* START TEXT *
In a world overrun with data, the development of a critical eye is imperative. Every opinion and product seeks to draw attention to its cause. The quantification of phenomena in our world has become a phenomenon in itself. However, quantifying phenomena has its limitations and too often results in suppressing and obscuring information.  How, for example, can a single number represent an idea or an entire population within a context or activity? From measures of popularity and intelligence to differing interpretations of unemployment and poverty figures, the numbers rarely mean what they intend to convey. We are finally coming to terms with this idea when assigning letter grades for scholastic achievement. Negative consequences can too often result when quantifying students’ academic achievements. It is not simply the “number” or its numerical equivalent that is the problem, but how this “measurement” is interpreted, how it is used and what message it conveys. Good mathematics education strives to develop a critical eye able to discern an act of quantifying that goes beyond the use of numbers. Being able to critically approach how numbers are meant to represent societal measures, determine that consequences of different interpretations are more important than being able to do what the calculator can do.


More than just numbers and calculations, mathematics conceptually deals with notions of equality, of difference, of power. These are powerful mathematical concepts in addition to being political terms. The notion of the equal sign can itself initiate vigorous discussions about equality insofar as it shifts focus from the symbolic to the meaningful. Different conceptions of equality, such as equal opportunity or equitable outcomes, can lead to a productive discussion that encompasses the mathematical idea of equality possibly more than solving an equation. When the political and mathematical are brought together in discussion, students can relate and express their voice. They are provided the opportunity to ‘feel’ others’ experiences through the consideration of numbers and mathematical ideas.
* END TEXT *
* START SOURCE DATA *
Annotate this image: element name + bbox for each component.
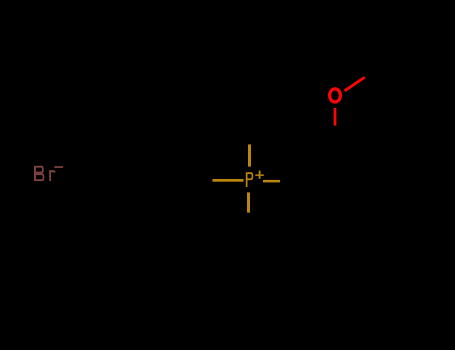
* END SOURCE DATA *
• **DIRECTIVE A**
Can you update the passage on mathematics and numbers from "More than just" to "and mathematical ideas." by giving it again with "equality" replaced by "fairness"?
• **DIRECTIVE B**
Would you go on with the passage on mathematics and numbers from where it stops?

• **TASK OUTPUT A**
More than just numbers and calculations, mathematics conceptually deals with notions of fairness, of difference, of power. These are powerful mathematical concepts in addition to being political terms. The notion of the equal sign can itself initiate vigorous discussions about fairness insofar as it shifts focus from the symbolic to the meaningful. Different conceptions of fairness, such as equal opportunity or equitable outcomes, can lead to a productive discussion that encompasses the mathematical idea of fairness possibly more than solving an equation. When the political and mathematical are brought together in discussion, students can relate and express their voice. They are provided the opportunity to ‘feel’ others’ experiences through the consideration of numbers and mathematical ideas.

• **TASK OUTPUT B**
Mathematics and social justice becomes less about calculations and performing algorithms and more inclusive of different modes of engagement making mathematics a more inclusive and accessible discipline. In the process of researching, and discussing, as well as challenging pre-conceived notions and grappling with differing perspectives, there is a direct communication and an immediacy that connects the student to the actuality of the world around them. Mathematics and social justice directly impact  how students see the world and they act in accordance with their new perspectives.  Social justice in mathematics is not an application. To suggest this would be to shift social justice to a position that exists outside the realm of mathematics. When students and teachers engage in “applying” mathematics to a social justice issue, they themselves feel like outsiders. That is, they are imposing a frame of reference upon a context without first contending with the method of quantifying the problem or by considering mathematical approaches. When approaching social justice issues in the classroom, mathematics instruction should be initially framed within a context. In this way, mathematics learning begins with a focus upon the meanings of the numbers and the outcomes of the operations. When numbers are treated as things to manipulate, students can get the wrong impression as to what mathematics is and what it is intended to achieve.

In the classroom, discussions emerge, reasoning happens within the group and collaborating occurs on how to interpret the situation. In presenting a social issue as an impetus for inquiry, teachers can offer opportunities for students for discussion, provide opinions, receive perspectives, and, with thoughtful nudging from the mathematics teacher, foster the ability to quantify, analyze and question. This process offers students the space to engage in difficult issues, to recognize the decisions that have to be made, and to understand that any decision has consequences.


Mathematics as a discipline is associated with words such as right, wrong, exact, precise, logical or rational. While these terms seem reasonable, they don’t often apply to the real world. Suppose instead that mathematics was attached to words like compassion, care, and empathy. Although these may be odd terms within the current framework, when engagement with mathematics in the classroom is about people, their lives and experiences in the world, students participate in more meaningful way than with symbols and numbers. Mathematics is not an acontextual practice. For students to care and concern themselves in mathematics class, they need to connect to lived practices of people in their community, in their family and also with themselves.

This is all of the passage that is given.